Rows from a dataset

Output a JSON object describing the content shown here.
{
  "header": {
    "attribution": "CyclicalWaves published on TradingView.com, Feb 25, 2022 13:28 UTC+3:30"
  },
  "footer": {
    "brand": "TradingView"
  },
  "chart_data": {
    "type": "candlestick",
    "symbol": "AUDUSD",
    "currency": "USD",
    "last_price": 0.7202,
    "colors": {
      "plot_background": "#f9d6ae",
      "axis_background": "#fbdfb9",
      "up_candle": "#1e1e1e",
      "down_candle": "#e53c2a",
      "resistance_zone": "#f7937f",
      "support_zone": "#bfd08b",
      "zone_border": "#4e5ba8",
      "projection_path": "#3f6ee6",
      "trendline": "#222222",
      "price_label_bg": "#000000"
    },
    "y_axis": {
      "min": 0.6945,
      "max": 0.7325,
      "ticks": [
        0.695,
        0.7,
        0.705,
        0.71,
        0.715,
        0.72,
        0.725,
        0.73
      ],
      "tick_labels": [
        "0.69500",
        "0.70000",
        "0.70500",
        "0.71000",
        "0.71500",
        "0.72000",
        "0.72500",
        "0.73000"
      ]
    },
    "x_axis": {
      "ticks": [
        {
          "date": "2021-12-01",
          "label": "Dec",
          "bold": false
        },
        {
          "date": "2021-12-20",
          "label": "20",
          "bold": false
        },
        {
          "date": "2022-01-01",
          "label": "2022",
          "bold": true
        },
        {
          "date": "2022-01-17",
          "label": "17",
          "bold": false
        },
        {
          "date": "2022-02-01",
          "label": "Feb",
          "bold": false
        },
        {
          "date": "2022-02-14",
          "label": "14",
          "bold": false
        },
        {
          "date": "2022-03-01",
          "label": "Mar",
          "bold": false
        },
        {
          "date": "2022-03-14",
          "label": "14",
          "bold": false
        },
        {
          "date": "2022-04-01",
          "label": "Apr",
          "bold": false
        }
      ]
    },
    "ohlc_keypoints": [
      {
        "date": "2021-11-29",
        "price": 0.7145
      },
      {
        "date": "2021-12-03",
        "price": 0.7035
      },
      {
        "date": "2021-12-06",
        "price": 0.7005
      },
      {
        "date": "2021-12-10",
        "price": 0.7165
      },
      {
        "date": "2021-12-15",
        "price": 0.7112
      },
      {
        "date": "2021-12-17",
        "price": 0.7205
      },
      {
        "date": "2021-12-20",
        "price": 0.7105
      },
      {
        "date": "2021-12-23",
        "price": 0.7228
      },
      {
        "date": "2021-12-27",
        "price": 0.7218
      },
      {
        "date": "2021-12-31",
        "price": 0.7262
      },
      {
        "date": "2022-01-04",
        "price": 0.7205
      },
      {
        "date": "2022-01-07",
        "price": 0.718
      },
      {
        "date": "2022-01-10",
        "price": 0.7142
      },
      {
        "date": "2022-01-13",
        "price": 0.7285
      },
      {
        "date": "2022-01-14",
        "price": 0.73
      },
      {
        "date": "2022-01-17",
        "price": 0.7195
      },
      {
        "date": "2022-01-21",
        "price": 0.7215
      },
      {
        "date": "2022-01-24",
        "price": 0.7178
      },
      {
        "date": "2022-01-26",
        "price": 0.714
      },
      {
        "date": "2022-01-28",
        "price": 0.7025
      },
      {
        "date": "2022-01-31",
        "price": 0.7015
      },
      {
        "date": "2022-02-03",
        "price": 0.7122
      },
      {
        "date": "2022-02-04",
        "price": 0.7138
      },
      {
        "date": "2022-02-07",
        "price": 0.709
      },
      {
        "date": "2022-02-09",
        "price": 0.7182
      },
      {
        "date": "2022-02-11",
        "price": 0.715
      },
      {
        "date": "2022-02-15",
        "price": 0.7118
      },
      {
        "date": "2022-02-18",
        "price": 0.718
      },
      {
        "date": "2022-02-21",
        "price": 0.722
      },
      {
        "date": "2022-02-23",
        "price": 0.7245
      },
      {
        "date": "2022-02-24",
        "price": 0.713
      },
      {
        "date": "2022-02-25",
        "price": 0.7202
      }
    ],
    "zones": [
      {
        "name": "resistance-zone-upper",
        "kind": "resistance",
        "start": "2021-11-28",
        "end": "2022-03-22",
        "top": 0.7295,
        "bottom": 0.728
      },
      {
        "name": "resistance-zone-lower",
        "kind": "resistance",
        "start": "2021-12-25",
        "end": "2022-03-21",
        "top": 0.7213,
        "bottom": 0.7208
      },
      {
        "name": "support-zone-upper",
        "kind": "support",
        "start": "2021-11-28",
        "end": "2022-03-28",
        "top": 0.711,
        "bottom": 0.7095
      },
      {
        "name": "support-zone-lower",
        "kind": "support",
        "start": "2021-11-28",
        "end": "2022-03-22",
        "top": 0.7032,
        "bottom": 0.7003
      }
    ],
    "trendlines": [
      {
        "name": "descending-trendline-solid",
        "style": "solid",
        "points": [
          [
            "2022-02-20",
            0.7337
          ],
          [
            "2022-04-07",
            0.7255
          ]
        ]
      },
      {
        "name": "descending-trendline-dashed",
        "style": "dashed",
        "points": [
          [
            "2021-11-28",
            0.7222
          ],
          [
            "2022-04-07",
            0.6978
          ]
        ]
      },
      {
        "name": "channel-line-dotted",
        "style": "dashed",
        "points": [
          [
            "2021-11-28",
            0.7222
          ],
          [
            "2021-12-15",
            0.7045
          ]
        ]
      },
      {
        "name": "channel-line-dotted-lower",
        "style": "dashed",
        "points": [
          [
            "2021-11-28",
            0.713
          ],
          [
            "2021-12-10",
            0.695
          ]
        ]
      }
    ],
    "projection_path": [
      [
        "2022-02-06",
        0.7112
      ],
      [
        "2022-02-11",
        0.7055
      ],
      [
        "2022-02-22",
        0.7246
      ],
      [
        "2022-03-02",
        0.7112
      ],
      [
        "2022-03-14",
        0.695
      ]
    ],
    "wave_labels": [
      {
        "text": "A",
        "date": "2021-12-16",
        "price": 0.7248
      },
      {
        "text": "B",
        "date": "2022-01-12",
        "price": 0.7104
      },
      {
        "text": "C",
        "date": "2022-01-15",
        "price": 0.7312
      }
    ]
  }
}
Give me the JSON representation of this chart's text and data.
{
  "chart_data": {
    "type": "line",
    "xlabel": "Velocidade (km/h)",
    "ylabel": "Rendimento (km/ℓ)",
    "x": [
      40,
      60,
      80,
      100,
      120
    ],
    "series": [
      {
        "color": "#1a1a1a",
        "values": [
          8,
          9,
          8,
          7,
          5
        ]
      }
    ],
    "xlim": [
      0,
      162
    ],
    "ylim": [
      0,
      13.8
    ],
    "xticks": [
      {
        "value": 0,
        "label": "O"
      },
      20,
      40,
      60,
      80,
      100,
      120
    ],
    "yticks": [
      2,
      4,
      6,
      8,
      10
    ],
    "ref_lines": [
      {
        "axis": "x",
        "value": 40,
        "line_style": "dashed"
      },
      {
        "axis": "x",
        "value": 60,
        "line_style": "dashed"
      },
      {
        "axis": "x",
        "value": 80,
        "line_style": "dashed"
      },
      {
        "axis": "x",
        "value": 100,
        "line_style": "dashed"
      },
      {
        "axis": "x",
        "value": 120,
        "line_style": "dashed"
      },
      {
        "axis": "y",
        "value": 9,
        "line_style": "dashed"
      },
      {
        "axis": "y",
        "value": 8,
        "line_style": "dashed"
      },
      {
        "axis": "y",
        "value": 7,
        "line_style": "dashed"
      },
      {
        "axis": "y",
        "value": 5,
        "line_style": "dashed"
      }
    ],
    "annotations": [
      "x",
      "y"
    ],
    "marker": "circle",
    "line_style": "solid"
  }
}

To be done -
The records above must be output exactly, in full.

Answer to the exercise -
Output a JSON object describing the content shown here.
{
  "header": {
    "attribution": "CyclicalWaves published on TradingView.com, Feb 25, 2022 13:28 UTC+3:30"
  },
  "footer": {
    "brand": "TradingView"
  },
  "chart_data": {
    "type": "candlestick",
    "symbol": "AUDUSD",
    "currency": "USD",
    "last_price": 0.7202,
    "colors": {
      "plot_background": "#f9d6ae",
      "axis_background": "#fbdfb9",
      "up_candle": "#1e1e1e",
      "down_candle": "#e53c2a",
      "resistance_zone": "#f7937f",
      "support_zone": "#bfd08b",
      "zone_border": "#4e5ba8",
      "projection_path": "#3f6ee6",
      "trendline": "#222222",
      "price_label_bg": "#000000"
    },
    "y_axis": {
      "min": 0.6945,
      "max": 0.7325,
      "ticks": [
        0.695,
        0.7,
        0.705,
        0.71,
        0.715,
        0.72,
        0.725,
        0.73
      ],
      "tick_labels": [
        "0.69500",
        "0.70000",
        "0.70500",
        "0.71000",
        "0.71500",
        "0.72000",
        "0.72500",
        "0.73000"
      ]
    },
    "x_axis": {
      "ticks": [
        {
          "date": "2021-12-01",
          "label": "Dec",
          "bold": false
        },
        {
          "date": "2021-12-20",
          "label": "20",
          "bold": false
        },
        {
          "date": "2022-01-01",
          "label": "2022",
          "bold": true
        },
        {
          "date": "2022-01-17",
          "label": "17",
          "bold": false
        },
        {
          "date": "2022-02-01",
          "label": "Feb",
          "bold": false
        },
        {
          "date": "2022-02-14",
          "label": "14",
          "bold": false
        },
        {
          "date": "2022-03-01",
          "label": "Mar",
          "bold": false
        },
        {
          "date": "2022-03-14",
          "label": "14",
          "bold": false
        },
        {
          "date": "2022-04-01",
          "label": "Apr",
          "bold": false
        }
      ]
    },
    "ohlc_keypoints": [
      {
        "date": "2021-11-29",
        "price": 0.7145
      },
      {
        "date": "2021-12-03",
        "price": 0.7035
      },
      {
        "date": "2021-12-06",
        "price": 0.7005
      },
      {
        "date": "2021-12-10",
        "price": 0.7165
      },
      {
        "date": "2021-12-15",
        "price": 0.7112
      },
      {
        "date": "2021-12-17",
        "price": 0.7205
      },
      {
        "date": "2021-12-20",
        "price": 0.7105
      },
      {
        "date": "2021-12-23",
        "price": 0.7228
      },
      {
        "date": "2021-12-27",
        "price": 0.7218
      },
      {
        "date": "2021-12-31",
        "price": 0.7262
      },
      {
        "date": "2022-01-04",
        "price": 0.7205
      },
      {
        "date": "2022-01-07",
        "price": 0.718
      },
      {
        "date": "2022-01-10",
        "price": 0.7142
      },
      {
        "date": "2022-01-13",
        "price": 0.7285
      },
      {
        "date": "2022-01-14",
        "price": 0.73
      },
      {
        "date": "2022-01-17",
        "price": 0.7195
      },
      {
        "date": "2022-01-21",
        "price": 0.7215
      },
      {
        "date": "2022-01-24",
        "price": 0.7178
      },
      {
        "date": "2022-01-26",
        "price": 0.714
      },
      {
        "date": "2022-01-28",
        "price": 0.7025
      },
      {
        "date": "2022-01-31",
        "price": 0.7015
      },
      {
        "date": "2022-02-03",
        "price": 0.7122
      },
      {
        "date": "2022-02-04",
        "price": 0.7138
      },
      {
        "date": "2022-02-07",
        "price": 0.709
      },
      {
        "date": "2022-02-09",
        "price": 0.7182
      },
      {
        "date": "2022-02-11",
        "price": 0.715
      },
      {
        "date": "2022-02-15",
        "price": 0.7118
      },
      {
        "date": "2022-02-18",
        "price": 0.718
      },
      {
        "date": "2022-02-21",
        "price": 0.722
      },
      {
        "date": "2022-02-23",
        "price": 0.7245
      },
      {
        "date": "2022-02-24",
        "price": 0.713
      },
      {
        "date": "2022-02-25",
        "price": 0.7202
      }
    ],
    "zones": [
      {
        "name": "resistance-zone-upper",
        "kind": "resistance",
        "start": "2021-11-28",
        "end": "2022-03-22",
        "top": 0.7295,
        "bottom": 0.728
      },
      {
        "name": "resistance-zone-lower",
        "kind": "resistance",
        "start": "2021-12-25",
        "end": "2022-03-21",
        "top": 0.7213,
        "bottom": 0.7208
      },
      {
        "name": "support-zone-upper",
        "kind": "support",
        "start": "2021-11-28",
        "end": "2022-03-28",
        "top": 0.711,
        "bottom": 0.7095
      },
      {
        "name": "support-zone-lower",
        "kind": "support",
        "start": "2021-11-28",
        "end": "2022-03-22",
        "top": 0.7032,
        "bottom": 0.7003
      }
    ],
    "trendlines": [
      {
        "name": "descending-trendline-solid",
        "style": "solid",
        "points": [
          [
            "2022-02-20",
            0.7337
          ],
          [
            "2022-04-07",
            0.7255
          ]
        ]
      },
      {
        "name": "descending-trendline-dashed",
        "style": "dashed",
        "points": [
          [
            "2021-11-28",
            0.7222
          ],
          [
            "2022-04-07",
            0.6978
          ]
        ]
      },
      {
        "name": "channel-line-dotted",
        "style": "dashed",
        "points": [
          [
            "2021-11-28",
            0.7222
          ],
          [
            "2021-12-15",
            0.7045
          ]
        ]
      },
      {
        "name": "channel-line-dotted-lower",
        "style": "dashed",
        "points": [
          [
            "2021-11-28",
            0.713
          ],
          [
            "2021-12-10",
            0.695
          ]
        ]
      }
    ],
    "projection_path": [
      [
        "2022-02-06",
        0.7112
      ],
      [
        "2022-02-11",
        0.7055
      ],
      [
        "2022-02-22",
        0.7246
      ],
      [
        "2022-03-02",
        0.7112
      ],
      [
        "2022-03-14",
        0.695
      ]
    ],
    "wave_labels": [
      {
        "text": "A",
        "date": "2021-12-16",
        "price": 0.7248
      },
      {
        "text": "B",
        "date": "2022-01-12",
        "price": 0.7104
      },
      {
        "text": "C",
        "date": "2022-01-15",
        "price": 0.7312
      }
    ]
  }
}
Give me the JSON representation of this chart's text and data.
{
  "chart_data": {
    "type": "line",
    "xlabel": "Velocidade (km/h)",
    "ylabel": "Rendimento (km/ℓ)",
    "x": [
      40,
      60,
      80,
      100,
      120
    ],
    "series": [
      {
        "color": "#1a1a1a",
        "values": [
          8,
          9,
          8,
          7,
          5
        ]
      }
    ],
    "xlim": [
      0,
      162
    ],
    "ylim": [
      0,
      13.8
    ],
    "xticks": [
      {
        "value": 0,
        "label": "O"
      },
      20,
      40,
      60,
      80,
      100,
      120
    ],
    "yticks": [
      2,
      4,
      6,
      8,
      10
    ],
    "ref_lines": [
      {
        "axis": "x",
        "value": 40,
        "line_style": "dashed"
      },
      {
        "axis": "x",
        "value": 60,
        "line_style": "dashed"
      },
      {
        "axis": "x",
        "value": 80,
        "line_style": "dashed"
      },
      {
        "axis": "x",
        "value": 100,
        "line_style": "dashed"
      },
      {
        "axis": "x",
        "value": 120,
        "line_style": "dashed"
      },
      {
        "axis": "y",
        "value": 9,
        "line_style": "dashed"
      },
      {
        "axis": "y",
        "value": 8,
        "line_style": "dashed"
      },
      {
        "axis": "y",
        "value": 7,
        "line_style": "dashed"
      },
      {
        "axis": "y",
        "value": 5,
        "line_style": "dashed"
      }
    ],
    "annotations": [
      "x",
      "y"
    ],
    "marker": "circle",
    "line_style": "solid"
  }
}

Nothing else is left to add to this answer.